Pick out every line of the entries below where "吸管吸饮料" occurs, and copy those lines.

===== The data

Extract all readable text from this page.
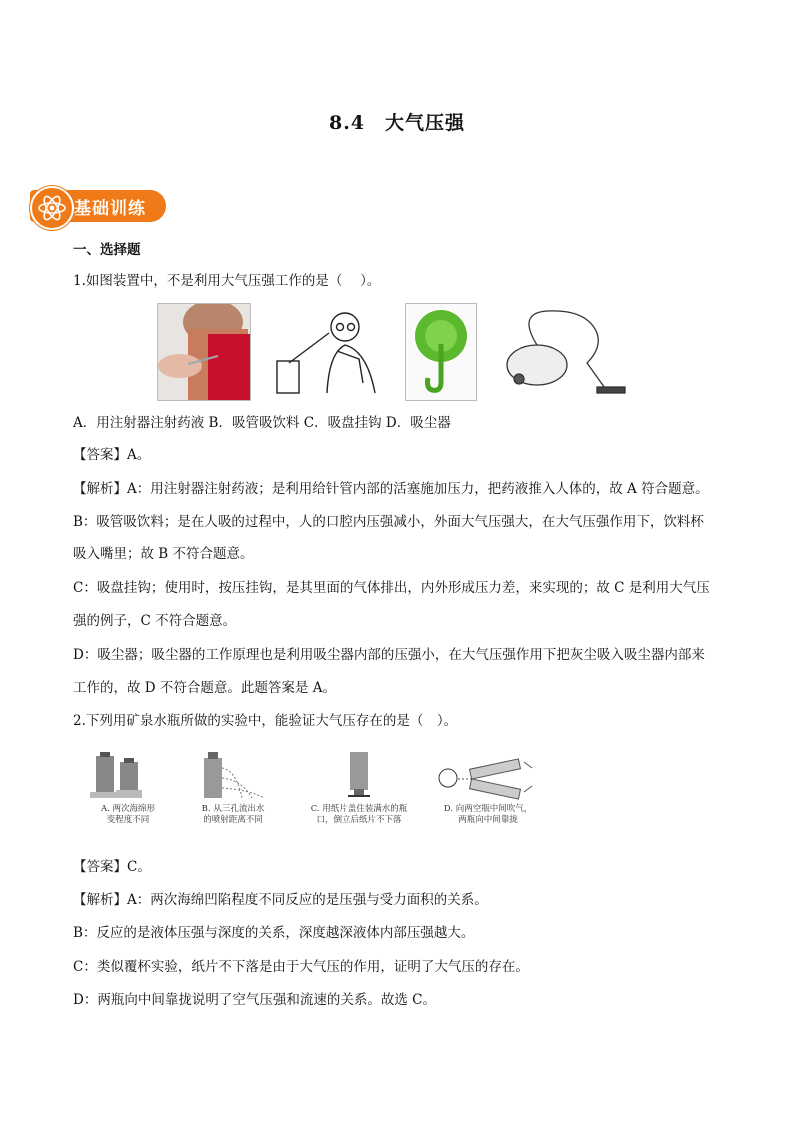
8.4　大气压强
基础训练
一、选择题
1.如图装置中，不是利用大气压强工作的是（　 ）。
A．用注射器注射药液 B．吸管吸饮料 C．吸盘挂钩 D．吸尘器
【答案】A。
【解析】A：用注射器注射药液；是利用给针管内部的活塞施加压力，把药液推入人体的，故 A 符合题意。
B：吸管吸饮料；是在人吸的过程中，人的口腔内压强减小，外面大气压强大，在大气压强作用下，饮料杯
吸入嘴里；故 B 不符合题意。
C：吸盘挂钩；使用时，按压挂钩，是其里面的气体排出，内外形成压力差，来实现的；故 C 是利用大气压
强的例子，C 不符合题意。
D：吸尘器；吸尘器的工作原理也是利用吸尘器内部的压强小，在大气压强作用下把灰尘吸入吸尘器内部来
工作的，故 D 不符合题意。此题答案是 A。
2.下列用矿泉水瓶所做的实验中，能验证大气压存在的是（　）。
A. 两次海绵形
变程度不同
B. 从三孔流出水
的喷射距离不同
C. 用纸片盖住装满水的瓶
口，倒立后纸片不下落
D. 向两空瓶中间吹气，
两瓶向中间靠拢
【答案】C。
【解析】A：两次海绵凹陷程度不同反应的是压强与受力面积的关系。
B：反应的是液体压强与深度的关系，深度越深液体内部压强越大。
C：类似覆杯实验，纸片不下落是由于大气压的作用，证明了大气压的存在。
D：两瓶向中间靠拢说明了空气压强和流速的关系。故选 C。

==========

(Exercise response):
A．用注射器注射药液 B．吸管吸饮料 C．吸盘挂钩 D．吸尘器
B：吸管吸饮料；是在人吸的过程中，人的口腔内压强减小，外面大气压强大，在大气压强作用下，饮料杯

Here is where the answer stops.